Records to process
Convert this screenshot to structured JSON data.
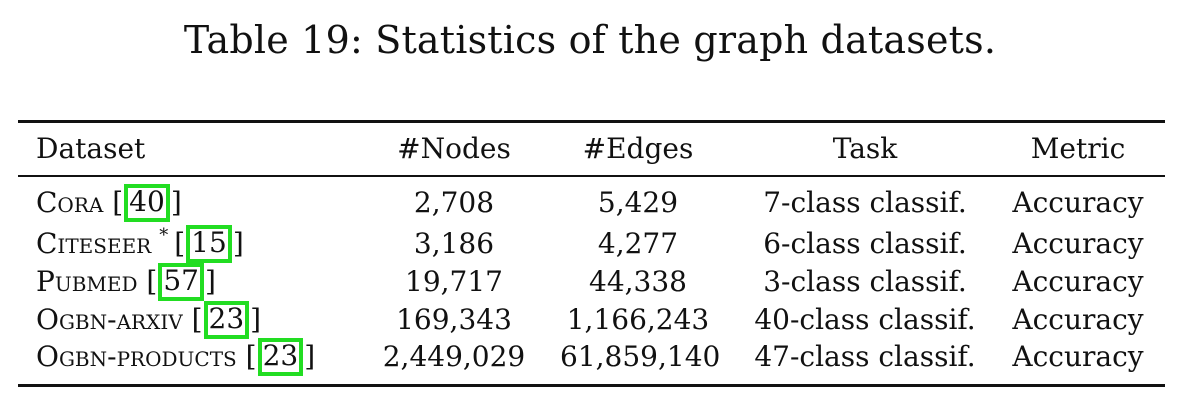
{
  "caption": "Table 19: Statistics of the graph datasets.",
  "columns": {
    "dataset": "Dataset",
    "nodes": "#Nodes",
    "edges": "#Edges",
    "task": "Task",
    "metric": "Metric"
  },
  "rows": [
    {
      "name": "Cora",
      "sup": "",
      "cite": "40",
      "nodes": "2,708",
      "edges": "5,429",
      "task": "7-class classif.",
      "metric": "Accuracy"
    },
    {
      "name": "Citeseer",
      "sup": "*",
      "cite": "15",
      "nodes": "3,186",
      "edges": "4,277",
      "task": "6-class classif.",
      "metric": "Accuracy"
    },
    {
      "name": "Pubmed",
      "sup": "",
      "cite": "57",
      "nodes": "19,717",
      "edges": "44,338",
      "task": "3-class classif.",
      "metric": "Accuracy"
    },
    {
      "name": "Ogbn-arxiv",
      "sup": "",
      "cite": "23",
      "nodes": "169,343",
      "edges": "1,166,243",
      "task": "40-class classif.",
      "metric": "Accuracy"
    },
    {
      "name": "Ogbn-products",
      "sup": "",
      "cite": "23",
      "nodes": "2,449,029",
      "edges": "61,859,140",
      "task": "47-class classif.",
      "metric": "Accuracy"
    }
  ],
  "colors": {
    "citation_highlight": "#22dd22",
    "text": "#111111"
  }
}
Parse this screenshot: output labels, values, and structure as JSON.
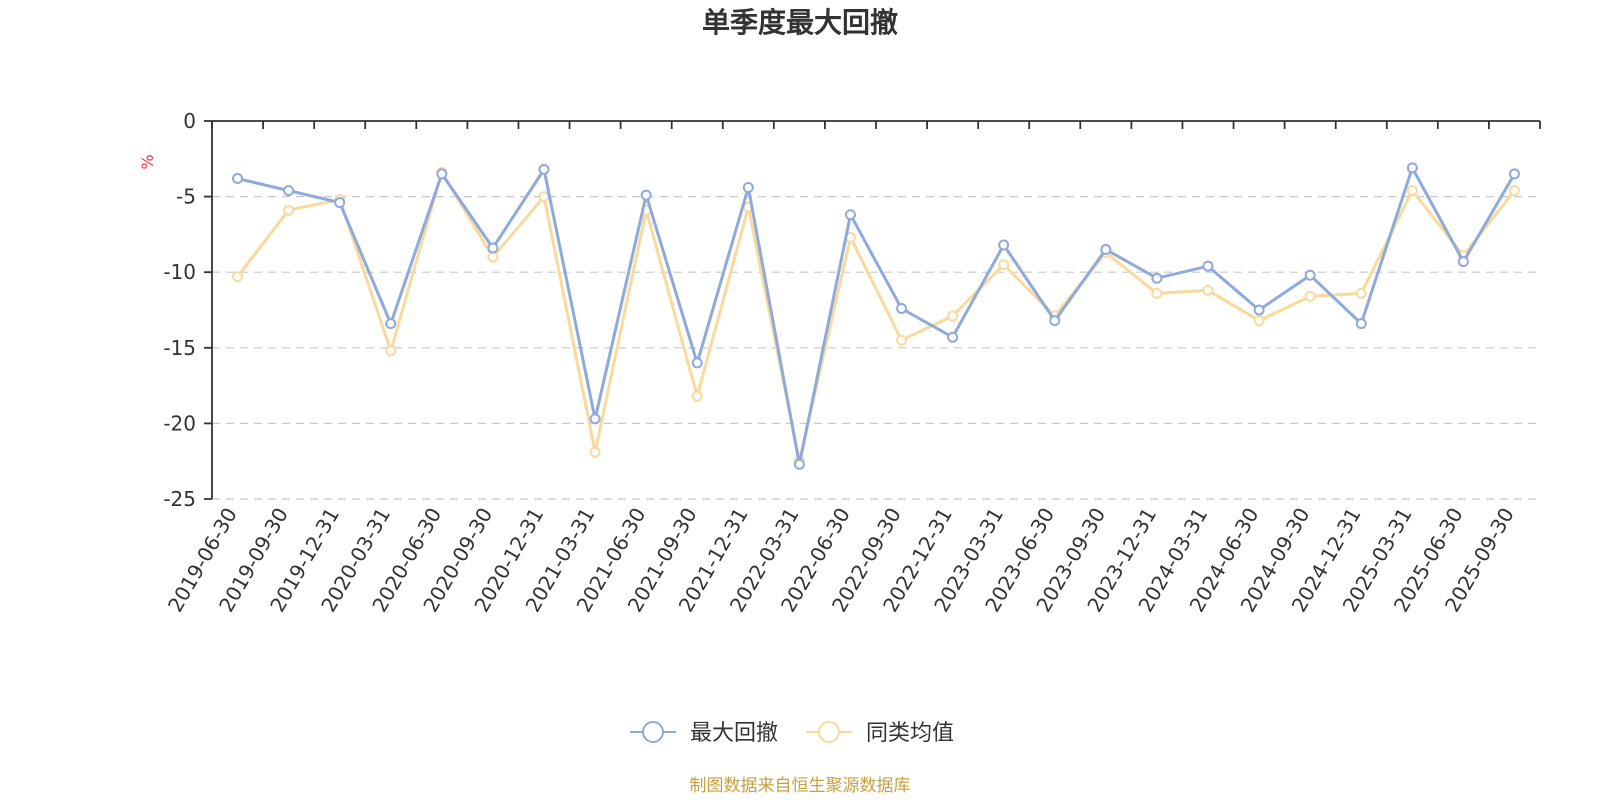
{
  "chart_data": {
    "type": "line",
    "title": "单季度最大回撤",
    "ylabel": "%",
    "xlabel": "",
    "ylim": [
      -25,
      0
    ],
    "yticks": [
      0,
      -5,
      -10,
      -15,
      -20,
      -25
    ],
    "grid": true,
    "legend_position": "bottom",
    "categories": [
      "2019-06-30",
      "2019-09-30",
      "2019-12-31",
      "2020-03-31",
      "2020-06-30",
      "2020-09-30",
      "2020-12-31",
      "2021-03-31",
      "2021-06-30",
      "2021-09-30",
      "2021-12-31",
      "2022-03-31",
      "2022-06-30",
      "2022-09-30",
      "2022-12-31",
      "2023-03-31",
      "2023-06-30",
      "2023-09-30",
      "2023-12-31",
      "2024-03-31",
      "2024-06-30",
      "2024-09-30",
      "2024-12-31",
      "2025-03-31",
      "2025-06-30",
      "2025-09-30"
    ],
    "series": [
      {
        "name": "最大回撤",
        "color": "#8eaadb",
        "values": [
          -3.8,
          -4.6,
          -5.4,
          -13.4,
          -3.5,
          -8.4,
          -3.2,
          -19.7,
          -4.9,
          -16.0,
          -4.4,
          -22.7,
          -6.2,
          -12.4,
          -14.3,
          -8.2,
          -13.2,
          -8.5,
          -10.4,
          -9.6,
          -12.5,
          -10.2,
          -13.4,
          -3.1,
          -9.3,
          -3.5
        ]
      },
      {
        "name": "同类均值",
        "color": "#fbd99c",
        "values": [
          -10.3,
          -5.9,
          -5.2,
          -15.2,
          -3.4,
          -9.0,
          -5.0,
          -21.9,
          -5.9,
          -18.2,
          -5.7,
          -22.5,
          -7.7,
          -14.5,
          -12.9,
          -9.5,
          -12.9,
          -8.7,
          -11.4,
          -11.2,
          -13.2,
          -11.6,
          -11.4,
          -4.6,
          -8.9,
          -4.6
        ]
      }
    ]
  },
  "footer": {
    "source": "制图数据来自恒生聚源数据库"
  }
}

Exercise brief
Every line above should be returned word for word, with the pictures left behind.

Solution below
Convert this screenshot to structured JSON data.
{
  "caption": "Table 19: Statistics of the graph datasets.",
  "columns": {
    "dataset": "Dataset",
    "nodes": "#Nodes",
    "edges": "#Edges",
    "task": "Task",
    "metric": "Metric"
  },
  "rows": [
    {
      "name": "Cora",
      "sup": "",
      "cite": "40",
      "nodes": "2,708",
      "edges": "5,429",
      "task": "7-class classif.",
      "metric": "Accuracy"
    },
    {
      "name": "Citeseer",
      "sup": "*",
      "cite": "15",
      "nodes": "3,186",
      "edges": "4,277",
      "task": "6-class classif.",
      "metric": "Accuracy"
    },
    {
      "name": "Pubmed",
      "sup": "",
      "cite": "57",
      "nodes": "19,717",
      "edges": "44,338",
      "task": "3-class classif.",
      "metric": "Accuracy"
    },
    {
      "name": "Ogbn-arxiv",
      "sup": "",
      "cite": "23",
      "nodes": "169,343",
      "edges": "1,166,243",
      "task": "40-class classif.",
      "metric": "Accuracy"
    },
    {
      "name": "Ogbn-products",
      "sup": "",
      "cite": "23",
      "nodes": "2,449,029",
      "edges": "61,859,140",
      "task": "47-class classif.",
      "metric": "Accuracy"
    }
  ],
  "colors": {
    "citation_highlight": "#22dd22",
    "text": "#111111"
  }
}
Parse this screenshot: output labels, values, and structure as JSON.
{
  "chart_data": {
    "type": "line",
    "title": "单季度最大回撤",
    "ylabel": "%",
    "xlabel": "",
    "ylim": [
      -25,
      0
    ],
    "yticks": [
      0,
      -5,
      -10,
      -15,
      -20,
      -25
    ],
    "grid": true,
    "legend_position": "bottom",
    "categories": [
      "2019-06-30",
      "2019-09-30",
      "2019-12-31",
      "2020-03-31",
      "2020-06-30",
      "2020-09-30",
      "2020-12-31",
      "2021-03-31",
      "2021-06-30",
      "2021-09-30",
      "2021-12-31",
      "2022-03-31",
      "2022-06-30",
      "2022-09-30",
      "2022-12-31",
      "2023-03-31",
      "2023-06-30",
      "2023-09-30",
      "2023-12-31",
      "2024-03-31",
      "2024-06-30",
      "2024-09-30",
      "2024-12-31",
      "2025-03-31",
      "2025-06-30",
      "2025-09-30"
    ],
    "series": [
      {
        "name": "最大回撤",
        "color": "#8eaadb",
        "values": [
          -3.8,
          -4.6,
          -5.4,
          -13.4,
          -3.5,
          -8.4,
          -3.2,
          -19.7,
          -4.9,
          -16.0,
          -4.4,
          -22.7,
          -6.2,
          -12.4,
          -14.3,
          -8.2,
          -13.2,
          -8.5,
          -10.4,
          -9.6,
          -12.5,
          -10.2,
          -13.4,
          -3.1,
          -9.3,
          -3.5
        ]
      },
      {
        "name": "同类均值",
        "color": "#fbd99c",
        "values": [
          -10.3,
          -5.9,
          -5.2,
          -15.2,
          -3.4,
          -9.0,
          -5.0,
          -21.9,
          -5.9,
          -18.2,
          -5.7,
          -22.5,
          -7.7,
          -14.5,
          -12.9,
          -9.5,
          -12.9,
          -8.7,
          -11.4,
          -11.2,
          -13.2,
          -11.6,
          -11.4,
          -4.6,
          -8.9,
          -4.6
        ]
      }
    ]
  },
  "footer": {
    "source": "制图数据来自恒生聚源数据库"
  }
}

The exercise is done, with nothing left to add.